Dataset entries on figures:
○ ○ ○ ○ ○
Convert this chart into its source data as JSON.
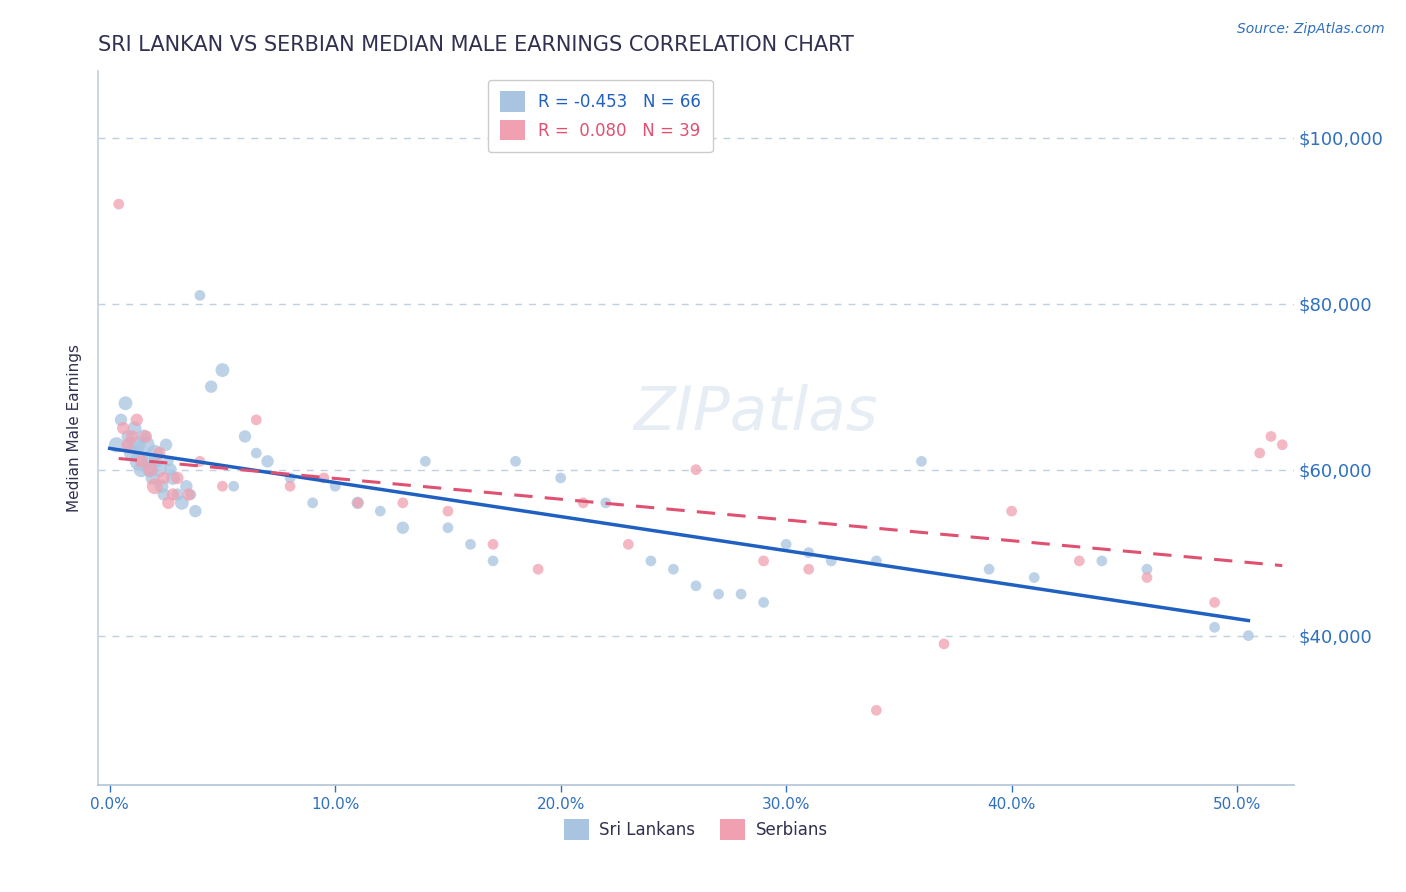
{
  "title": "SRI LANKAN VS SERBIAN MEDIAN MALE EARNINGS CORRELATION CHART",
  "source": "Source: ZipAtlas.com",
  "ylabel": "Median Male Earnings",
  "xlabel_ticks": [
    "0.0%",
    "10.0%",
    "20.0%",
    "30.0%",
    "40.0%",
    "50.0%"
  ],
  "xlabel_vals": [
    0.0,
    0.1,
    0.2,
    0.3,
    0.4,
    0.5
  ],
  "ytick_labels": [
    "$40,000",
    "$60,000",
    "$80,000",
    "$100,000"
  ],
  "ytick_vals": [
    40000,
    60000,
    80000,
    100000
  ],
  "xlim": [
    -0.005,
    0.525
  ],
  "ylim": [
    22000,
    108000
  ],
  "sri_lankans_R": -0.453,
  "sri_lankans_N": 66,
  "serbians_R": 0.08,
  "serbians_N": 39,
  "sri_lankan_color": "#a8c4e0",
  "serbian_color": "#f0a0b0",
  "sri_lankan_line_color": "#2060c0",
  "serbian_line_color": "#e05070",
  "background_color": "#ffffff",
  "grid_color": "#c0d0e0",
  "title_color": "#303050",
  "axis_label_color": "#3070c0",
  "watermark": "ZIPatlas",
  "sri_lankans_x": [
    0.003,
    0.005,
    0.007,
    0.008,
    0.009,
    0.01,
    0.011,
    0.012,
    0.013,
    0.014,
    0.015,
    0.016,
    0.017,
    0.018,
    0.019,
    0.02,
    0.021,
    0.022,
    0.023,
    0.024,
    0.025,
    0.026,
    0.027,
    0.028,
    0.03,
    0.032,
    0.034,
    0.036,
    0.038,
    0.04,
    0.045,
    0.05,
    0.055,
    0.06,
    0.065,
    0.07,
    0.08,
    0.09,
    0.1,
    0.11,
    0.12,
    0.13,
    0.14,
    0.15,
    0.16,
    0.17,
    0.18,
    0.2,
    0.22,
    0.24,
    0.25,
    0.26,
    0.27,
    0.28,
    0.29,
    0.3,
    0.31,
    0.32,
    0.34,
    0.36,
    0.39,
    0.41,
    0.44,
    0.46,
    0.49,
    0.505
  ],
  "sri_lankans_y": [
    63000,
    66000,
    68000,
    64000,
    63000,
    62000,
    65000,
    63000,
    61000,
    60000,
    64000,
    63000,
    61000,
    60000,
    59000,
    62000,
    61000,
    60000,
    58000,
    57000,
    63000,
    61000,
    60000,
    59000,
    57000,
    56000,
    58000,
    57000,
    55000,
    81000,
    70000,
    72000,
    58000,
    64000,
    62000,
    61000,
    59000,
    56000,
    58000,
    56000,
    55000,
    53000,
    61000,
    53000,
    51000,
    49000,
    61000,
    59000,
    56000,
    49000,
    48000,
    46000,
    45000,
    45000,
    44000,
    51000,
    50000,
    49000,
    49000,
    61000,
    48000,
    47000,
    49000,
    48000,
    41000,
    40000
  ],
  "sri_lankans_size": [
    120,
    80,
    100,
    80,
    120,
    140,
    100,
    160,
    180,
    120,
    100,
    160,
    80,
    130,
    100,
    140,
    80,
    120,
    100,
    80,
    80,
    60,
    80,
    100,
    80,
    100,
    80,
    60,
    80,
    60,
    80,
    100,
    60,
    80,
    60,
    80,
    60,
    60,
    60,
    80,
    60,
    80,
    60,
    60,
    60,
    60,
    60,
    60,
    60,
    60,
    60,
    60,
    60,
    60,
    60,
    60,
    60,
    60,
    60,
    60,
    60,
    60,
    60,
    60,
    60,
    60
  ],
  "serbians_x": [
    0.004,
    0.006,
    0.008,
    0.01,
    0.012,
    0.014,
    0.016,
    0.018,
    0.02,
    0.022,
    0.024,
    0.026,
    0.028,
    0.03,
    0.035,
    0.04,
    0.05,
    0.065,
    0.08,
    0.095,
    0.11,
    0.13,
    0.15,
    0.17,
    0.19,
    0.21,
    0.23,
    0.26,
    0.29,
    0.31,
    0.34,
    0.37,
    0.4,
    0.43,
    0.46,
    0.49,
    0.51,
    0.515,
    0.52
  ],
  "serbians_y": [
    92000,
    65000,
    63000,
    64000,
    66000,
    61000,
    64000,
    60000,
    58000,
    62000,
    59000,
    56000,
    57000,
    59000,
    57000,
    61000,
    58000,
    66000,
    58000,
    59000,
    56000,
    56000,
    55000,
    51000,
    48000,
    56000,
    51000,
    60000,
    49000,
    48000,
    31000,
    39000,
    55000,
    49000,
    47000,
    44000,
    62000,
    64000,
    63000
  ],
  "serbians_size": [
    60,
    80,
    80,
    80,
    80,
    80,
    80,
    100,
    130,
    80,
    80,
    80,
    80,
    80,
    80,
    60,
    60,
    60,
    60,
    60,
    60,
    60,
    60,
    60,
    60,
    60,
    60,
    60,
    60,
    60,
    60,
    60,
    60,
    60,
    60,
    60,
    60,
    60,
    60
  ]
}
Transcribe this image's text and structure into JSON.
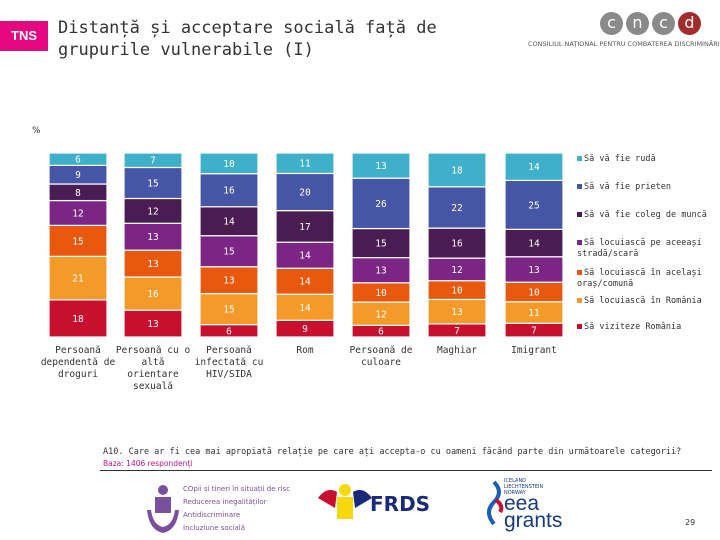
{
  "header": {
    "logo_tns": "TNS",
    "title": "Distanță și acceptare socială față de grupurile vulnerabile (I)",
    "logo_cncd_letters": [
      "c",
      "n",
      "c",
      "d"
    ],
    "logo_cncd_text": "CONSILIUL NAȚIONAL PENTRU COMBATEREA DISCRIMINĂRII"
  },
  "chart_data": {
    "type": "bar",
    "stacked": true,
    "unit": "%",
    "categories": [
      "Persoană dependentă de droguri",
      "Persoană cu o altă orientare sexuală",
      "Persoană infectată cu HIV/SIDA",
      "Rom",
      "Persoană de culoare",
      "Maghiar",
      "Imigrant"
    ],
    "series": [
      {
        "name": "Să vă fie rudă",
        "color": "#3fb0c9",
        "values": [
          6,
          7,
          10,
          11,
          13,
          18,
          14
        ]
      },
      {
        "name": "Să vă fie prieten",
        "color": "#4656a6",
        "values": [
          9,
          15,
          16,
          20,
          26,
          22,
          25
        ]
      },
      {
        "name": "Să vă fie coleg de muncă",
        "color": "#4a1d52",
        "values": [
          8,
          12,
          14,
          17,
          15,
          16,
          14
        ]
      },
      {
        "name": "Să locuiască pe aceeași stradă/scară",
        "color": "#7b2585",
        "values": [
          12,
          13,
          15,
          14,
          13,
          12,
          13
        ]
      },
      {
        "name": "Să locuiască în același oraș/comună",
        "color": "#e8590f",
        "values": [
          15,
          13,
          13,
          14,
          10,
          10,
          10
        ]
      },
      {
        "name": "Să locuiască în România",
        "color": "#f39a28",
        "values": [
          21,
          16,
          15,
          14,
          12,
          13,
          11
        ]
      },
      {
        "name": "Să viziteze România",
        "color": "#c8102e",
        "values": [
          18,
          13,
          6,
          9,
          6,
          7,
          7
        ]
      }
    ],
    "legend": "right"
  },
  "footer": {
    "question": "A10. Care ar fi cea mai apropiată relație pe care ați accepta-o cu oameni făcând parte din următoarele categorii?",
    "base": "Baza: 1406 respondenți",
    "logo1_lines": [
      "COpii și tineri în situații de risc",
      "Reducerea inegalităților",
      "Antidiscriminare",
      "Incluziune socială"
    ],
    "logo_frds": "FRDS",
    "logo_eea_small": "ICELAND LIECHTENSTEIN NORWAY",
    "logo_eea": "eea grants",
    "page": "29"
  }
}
○ ○ ○ ○ ○
- **The problem**
Each line in the material either holds the string "Persoană" or does not. State how many do, and nothing else.

- **Problem solution**
4